§ **Exercise aim**:
Gather every line below where "than" appears.

──────── Entries provided ────────

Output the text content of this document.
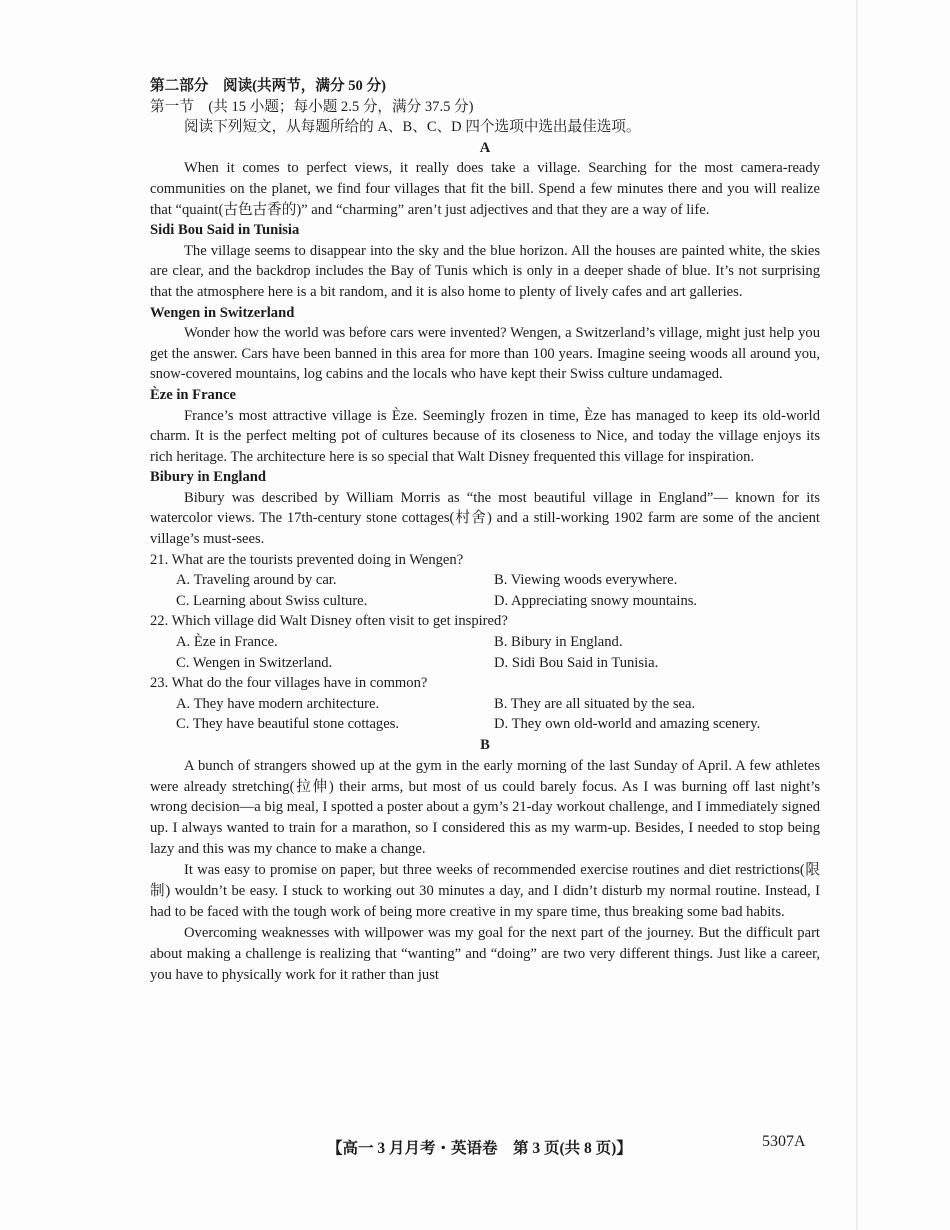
第二部分　阅读(共两节，满分 50 分)
第一节　(共 15 小题；每小题 2.5 分，满分 37.5 分)
阅读下列短文，从每题所给的 A、B、C、D 四个选项中选出最佳选项。
A
When it comes to perfect views, it really does take a village. Searching for the most camera-ready communities on the planet, we find four villages that fit the bill. Spend a few minutes there and you will realize that “quaint(古色古香的)” and “charming” aren’t just adjectives and that they are a way of life.
Sidi Bou Said in Tunisia
The village seems to disappear into the sky and the blue horizon. All the houses are painted white, the skies are clear, and the backdrop includes the Bay of Tunis which is only in a deeper shade of blue. It’s not surprising that the atmosphere here is a bit random, and it is also home to plenty of lively cafes and art galleries.
Wengen in Switzerland
Wonder how the world was before cars were invented? Wengen, a Switzerland’s village, might just help you get the answer. Cars have been banned in this area for more than 100 years. Imagine seeing woods all around you, snow-covered mountains, log cabins and the locals who have kept their Swiss culture undamaged.
Èze in France
France’s most attractive village is Èze. Seemingly frozen in time, Èze has managed to keep its old-world charm. It is the perfect melting pot of cultures because of its closeness to Nice, and today the village enjoys its rich heritage. The architecture here is so special that Walt Disney frequented this village for inspiration.
Bibury in England
Bibury was described by William Morris as “the most beautiful village in England”— known for its watercolor views. The 17th-century stone cottages(村舍) and a still-working 1902 farm are some of the ancient village’s must-sees.
21. What are the tourists prevented doing in Wengen?
A. Traveling around by car.	B. Viewing woods everywhere.
C. Learning about Swiss culture.	D. Appreciating snowy mountains.
22. Which village did Walt Disney often visit to get inspired?
A. Èze in France.	B. Bibury in England.
C. Wengen in Switzerland.	D. Sidi Bou Said in Tunisia.
23. What do the four villages have in common?
A. They have modern architecture.	B. They are all situated by the sea.
C. They have beautiful stone cottages.	D. They own old-world and amazing scenery.
B
A bunch of strangers showed up at the gym in the early morning of the last Sunday of April. A few athletes were already stretching(拉伸) their arms, but most of us could barely focus. As I was burning off last night’s wrong decision—a big meal, I spotted a poster about a gym’s 21-day workout challenge, and I immediately signed up. I always wanted to train for a marathon, so I considered this as my warm-up. Besides, I needed to stop being lazy and this was my chance to make a change.
It was easy to promise on paper, but three weeks of recommended exercise routines and diet restrictions(限制) wouldn’t be easy. I stuck to working out 30 minutes a day, and I didn’t disturb my normal routine. Instead, I had to be faced with the tough work of being more creative in my spare time, thus breaking some bad habits.
Overcoming weaknesses with willpower was my goal for the next part of the journey. But the difficult part about making a challenge is realizing that “wanting” and “doing” are two very different things. Just like a career, you have to physically work for it rather than just
【高一 3 月月考・英语卷　第 3 页(共 8 页)】	5307A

────────

§ **Result**:
Wonder how the world was before cars were invented? Wengen, a Switzerland’s village, might just help you get the answer. Cars have been banned in this area for more than 100 years. Imagine seeing woods all around you, snow-covered mountains, log cabins and the locals who have kept their Swiss culture undamaged.
Overcoming weaknesses with willpower was my goal for the next part of the journey. But the difficult part about making a challenge is realizing that “wanting” and “doing” are two very different things. Just like a career, you have to physically work for it rather than just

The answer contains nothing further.